**Exercise instructions**
Give the data below again, word for word.

**Records shown**

┌──

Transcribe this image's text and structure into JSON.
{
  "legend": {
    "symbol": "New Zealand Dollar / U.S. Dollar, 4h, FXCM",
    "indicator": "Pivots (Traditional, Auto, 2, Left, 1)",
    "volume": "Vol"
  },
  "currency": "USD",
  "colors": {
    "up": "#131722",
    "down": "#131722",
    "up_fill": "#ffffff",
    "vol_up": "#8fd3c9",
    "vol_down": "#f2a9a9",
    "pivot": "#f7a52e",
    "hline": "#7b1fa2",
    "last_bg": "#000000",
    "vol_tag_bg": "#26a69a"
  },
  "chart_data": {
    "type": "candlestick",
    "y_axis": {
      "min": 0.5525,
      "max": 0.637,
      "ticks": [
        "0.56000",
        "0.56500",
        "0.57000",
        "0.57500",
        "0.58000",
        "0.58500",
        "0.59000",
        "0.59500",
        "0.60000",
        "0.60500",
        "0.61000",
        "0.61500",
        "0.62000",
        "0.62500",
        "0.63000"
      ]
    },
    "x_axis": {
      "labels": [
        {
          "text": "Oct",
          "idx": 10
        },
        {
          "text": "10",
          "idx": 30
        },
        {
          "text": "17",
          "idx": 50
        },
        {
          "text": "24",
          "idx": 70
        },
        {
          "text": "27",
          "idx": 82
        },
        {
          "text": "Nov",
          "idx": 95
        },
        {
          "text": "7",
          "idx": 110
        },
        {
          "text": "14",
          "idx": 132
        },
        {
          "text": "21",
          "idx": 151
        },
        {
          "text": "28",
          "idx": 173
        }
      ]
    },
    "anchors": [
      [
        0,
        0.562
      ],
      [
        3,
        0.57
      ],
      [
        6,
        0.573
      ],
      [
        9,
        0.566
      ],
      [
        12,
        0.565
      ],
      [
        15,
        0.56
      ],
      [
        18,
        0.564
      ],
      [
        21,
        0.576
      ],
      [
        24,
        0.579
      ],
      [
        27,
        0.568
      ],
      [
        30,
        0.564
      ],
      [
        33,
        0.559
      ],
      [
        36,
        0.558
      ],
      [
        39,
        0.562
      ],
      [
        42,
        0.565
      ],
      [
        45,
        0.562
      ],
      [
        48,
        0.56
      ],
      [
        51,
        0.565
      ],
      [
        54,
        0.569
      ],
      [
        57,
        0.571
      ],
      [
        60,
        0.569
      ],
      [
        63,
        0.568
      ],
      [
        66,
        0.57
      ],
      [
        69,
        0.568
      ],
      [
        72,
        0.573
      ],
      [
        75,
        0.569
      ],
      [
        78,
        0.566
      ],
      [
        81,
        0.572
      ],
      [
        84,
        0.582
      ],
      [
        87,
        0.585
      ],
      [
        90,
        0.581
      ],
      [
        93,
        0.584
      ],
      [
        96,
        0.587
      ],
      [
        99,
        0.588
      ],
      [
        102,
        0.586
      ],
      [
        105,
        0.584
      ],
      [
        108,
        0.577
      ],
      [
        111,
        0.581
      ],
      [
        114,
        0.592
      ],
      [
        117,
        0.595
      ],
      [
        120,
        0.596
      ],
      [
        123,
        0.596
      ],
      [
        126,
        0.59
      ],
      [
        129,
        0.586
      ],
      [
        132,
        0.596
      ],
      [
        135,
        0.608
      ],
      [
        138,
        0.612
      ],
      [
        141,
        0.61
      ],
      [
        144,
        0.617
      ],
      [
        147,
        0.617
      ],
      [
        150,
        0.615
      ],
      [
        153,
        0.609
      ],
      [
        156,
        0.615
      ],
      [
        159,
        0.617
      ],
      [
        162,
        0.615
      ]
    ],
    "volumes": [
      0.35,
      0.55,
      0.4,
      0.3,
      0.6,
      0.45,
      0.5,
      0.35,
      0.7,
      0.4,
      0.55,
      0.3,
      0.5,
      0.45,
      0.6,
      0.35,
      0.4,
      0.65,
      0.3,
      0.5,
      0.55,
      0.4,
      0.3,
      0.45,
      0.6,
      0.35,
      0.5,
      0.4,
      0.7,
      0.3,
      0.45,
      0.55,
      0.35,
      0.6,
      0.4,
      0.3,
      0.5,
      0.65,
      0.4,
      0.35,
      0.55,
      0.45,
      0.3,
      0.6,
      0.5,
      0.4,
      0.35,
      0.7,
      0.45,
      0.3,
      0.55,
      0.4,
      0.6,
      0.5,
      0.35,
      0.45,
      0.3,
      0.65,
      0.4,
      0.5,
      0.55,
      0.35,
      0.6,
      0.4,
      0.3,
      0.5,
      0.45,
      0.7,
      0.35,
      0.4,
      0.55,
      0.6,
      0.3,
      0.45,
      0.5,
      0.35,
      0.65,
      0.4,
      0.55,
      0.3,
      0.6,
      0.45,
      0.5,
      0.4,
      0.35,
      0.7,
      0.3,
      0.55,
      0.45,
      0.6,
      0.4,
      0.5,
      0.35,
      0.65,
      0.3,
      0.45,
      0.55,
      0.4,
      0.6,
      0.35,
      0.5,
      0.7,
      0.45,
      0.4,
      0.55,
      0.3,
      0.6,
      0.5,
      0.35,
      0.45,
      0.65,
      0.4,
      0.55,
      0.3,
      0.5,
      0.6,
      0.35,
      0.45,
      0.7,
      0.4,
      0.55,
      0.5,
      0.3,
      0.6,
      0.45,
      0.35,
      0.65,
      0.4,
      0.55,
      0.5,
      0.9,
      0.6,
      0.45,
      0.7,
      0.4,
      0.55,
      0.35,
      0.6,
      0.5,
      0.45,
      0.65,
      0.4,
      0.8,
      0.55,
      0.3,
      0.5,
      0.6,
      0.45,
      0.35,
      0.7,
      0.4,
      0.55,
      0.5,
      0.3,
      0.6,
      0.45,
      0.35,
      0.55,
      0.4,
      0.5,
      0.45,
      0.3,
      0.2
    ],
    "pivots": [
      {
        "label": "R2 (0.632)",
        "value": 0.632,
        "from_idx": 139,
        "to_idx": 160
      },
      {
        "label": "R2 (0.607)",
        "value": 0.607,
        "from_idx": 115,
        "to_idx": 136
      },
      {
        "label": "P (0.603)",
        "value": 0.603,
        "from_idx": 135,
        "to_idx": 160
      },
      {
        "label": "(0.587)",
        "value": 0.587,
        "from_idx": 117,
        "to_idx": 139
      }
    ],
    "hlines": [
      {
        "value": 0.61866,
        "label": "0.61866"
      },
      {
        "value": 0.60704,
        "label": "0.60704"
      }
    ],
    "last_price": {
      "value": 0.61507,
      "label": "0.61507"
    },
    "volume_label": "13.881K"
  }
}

└──

**Result**
Transcribe this image's text and structure into JSON.
{
  "legend": {
    "symbol": "New Zealand Dollar / U.S. Dollar, 4h, FXCM",
    "indicator": "Pivots (Traditional, Auto, 2, Left, 1)",
    "volume": "Vol"
  },
  "currency": "USD",
  "colors": {
    "up": "#131722",
    "down": "#131722",
    "up_fill": "#ffffff",
    "vol_up": "#8fd3c9",
    "vol_down": "#f2a9a9",
    "pivot": "#f7a52e",
    "hline": "#7b1fa2",
    "last_bg": "#000000",
    "vol_tag_bg": "#26a69a"
  },
  "chart_data": {
    "type": "candlestick",
    "y_axis": {
      "min": 0.5525,
      "max": 0.637,
      "ticks": [
        "0.56000",
        "0.56500",
        "0.57000",
        "0.57500",
        "0.58000",
        "0.58500",
        "0.59000",
        "0.59500",
        "0.60000",
        "0.60500",
        "0.61000",
        "0.61500",
        "0.62000",
        "0.62500",
        "0.63000"
      ]
    },
    "x_axis": {
      "labels": [
        {
          "text": "Oct",
          "idx": 10
        },
        {
          "text": "10",
          "idx": 30
        },
        {
          "text": "17",
          "idx": 50
        },
        {
          "text": "24",
          "idx": 70
        },
        {
          "text": "27",
          "idx": 82
        },
        {
          "text": "Nov",
          "idx": 95
        },
        {
          "text": "7",
          "idx": 110
        },
        {
          "text": "14",
          "idx": 132
        },
        {
          "text": "21",
          "idx": 151
        },
        {
          "text": "28",
          "idx": 173
        }
      ]
    },
    "anchors": [
      [
        0,
        0.562
      ],
      [
        3,
        0.57
      ],
      [
        6,
        0.573
      ],
      [
        9,
        0.566
      ],
      [
        12,
        0.565
      ],
      [
        15,
        0.56
      ],
      [
        18,
        0.564
      ],
      [
        21,
        0.576
      ],
      [
        24,
        0.579
      ],
      [
        27,
        0.568
      ],
      [
        30,
        0.564
      ],
      [
        33,
        0.559
      ],
      [
        36,
        0.558
      ],
      [
        39,
        0.562
      ],
      [
        42,
        0.565
      ],
      [
        45,
        0.562
      ],
      [
        48,
        0.56
      ],
      [
        51,
        0.565
      ],
      [
        54,
        0.569
      ],
      [
        57,
        0.571
      ],
      [
        60,
        0.569
      ],
      [
        63,
        0.568
      ],
      [
        66,
        0.57
      ],
      [
        69,
        0.568
      ],
      [
        72,
        0.573
      ],
      [
        75,
        0.569
      ],
      [
        78,
        0.566
      ],
      [
        81,
        0.572
      ],
      [
        84,
        0.582
      ],
      [
        87,
        0.585
      ],
      [
        90,
        0.581
      ],
      [
        93,
        0.584
      ],
      [
        96,
        0.587
      ],
      [
        99,
        0.588
      ],
      [
        102,
        0.586
      ],
      [
        105,
        0.584
      ],
      [
        108,
        0.577
      ],
      [
        111,
        0.581
      ],
      [
        114,
        0.592
      ],
      [
        117,
        0.595
      ],
      [
        120,
        0.596
      ],
      [
        123,
        0.596
      ],
      [
        126,
        0.59
      ],
      [
        129,
        0.586
      ],
      [
        132,
        0.596
      ],
      [
        135,
        0.608
      ],
      [
        138,
        0.612
      ],
      [
        141,
        0.61
      ],
      [
        144,
        0.617
      ],
      [
        147,
        0.617
      ],
      [
        150,
        0.615
      ],
      [
        153,
        0.609
      ],
      [
        156,
        0.615
      ],
      [
        159,
        0.617
      ],
      [
        162,
        0.615
      ]
    ],
    "volumes": [
      0.35,
      0.55,
      0.4,
      0.3,
      0.6,
      0.45,
      0.5,
      0.35,
      0.7,
      0.4,
      0.55,
      0.3,
      0.5,
      0.45,
      0.6,
      0.35,
      0.4,
      0.65,
      0.3,
      0.5,
      0.55,
      0.4,
      0.3,
      0.45,
      0.6,
      0.35,
      0.5,
      0.4,
      0.7,
      0.3,
      0.45,
      0.55,
      0.35,
      0.6,
      0.4,
      0.3,
      0.5,
      0.65,
      0.4,
      0.35,
      0.55,
      0.45,
      0.3,
      0.6,
      0.5,
      0.4,
      0.35,
      0.7,
      0.45,
      0.3,
      0.55,
      0.4,
      0.6,
      0.5,
      0.35,
      0.45,
      0.3,
      0.65,
      0.4,
      0.5,
      0.55,
      0.35,
      0.6,
      0.4,
      0.3,
      0.5,
      0.45,
      0.7,
      0.35,
      0.4,
      0.55,
      0.6,
      0.3,
      0.45,
      0.5,
      0.35,
      0.65,
      0.4,
      0.55,
      0.3,
      0.6,
      0.45,
      0.5,
      0.4,
      0.35,
      0.7,
      0.3,
      0.55,
      0.45,
      0.6,
      0.4,
      0.5,
      0.35,
      0.65,
      0.3,
      0.45,
      0.55,
      0.4,
      0.6,
      0.35,
      0.5,
      0.7,
      0.45,
      0.4,
      0.55,
      0.3,
      0.6,
      0.5,
      0.35,
      0.45,
      0.65,
      0.4,
      0.55,
      0.3,
      0.5,
      0.6,
      0.35,
      0.45,
      0.7,
      0.4,
      0.55,
      0.5,
      0.3,
      0.6,
      0.45,
      0.35,
      0.65,
      0.4,
      0.55,
      0.5,
      0.9,
      0.6,
      0.45,
      0.7,
      0.4,
      0.55,
      0.35,
      0.6,
      0.5,
      0.45,
      0.65,
      0.4,
      0.8,
      0.55,
      0.3,
      0.5,
      0.6,
      0.45,
      0.35,
      0.7,
      0.4,
      0.55,
      0.5,
      0.3,
      0.6,
      0.45,
      0.35,
      0.55,
      0.4,
      0.5,
      0.45,
      0.3,
      0.2
    ],
    "pivots": [
      {
        "label": "R2 (0.632)",
        "value": 0.632,
        "from_idx": 139,
        "to_idx": 160
      },
      {
        "label": "R2 (0.607)",
        "value": 0.607,
        "from_idx": 115,
        "to_idx": 136
      },
      {
        "label": "P (0.603)",
        "value": 0.603,
        "from_idx": 135,
        "to_idx": 160
      },
      {
        "label": "(0.587)",
        "value": 0.587,
        "from_idx": 117,
        "to_idx": 139
      }
    ],
    "hlines": [
      {
        "value": 0.61866,
        "label": "0.61866"
      },
      {
        "value": 0.60704,
        "label": "0.60704"
      }
    ],
    "last_price": {
      "value": 0.61507,
      "label": "0.61507"
    },
    "volume_label": "13.881K"
  }
}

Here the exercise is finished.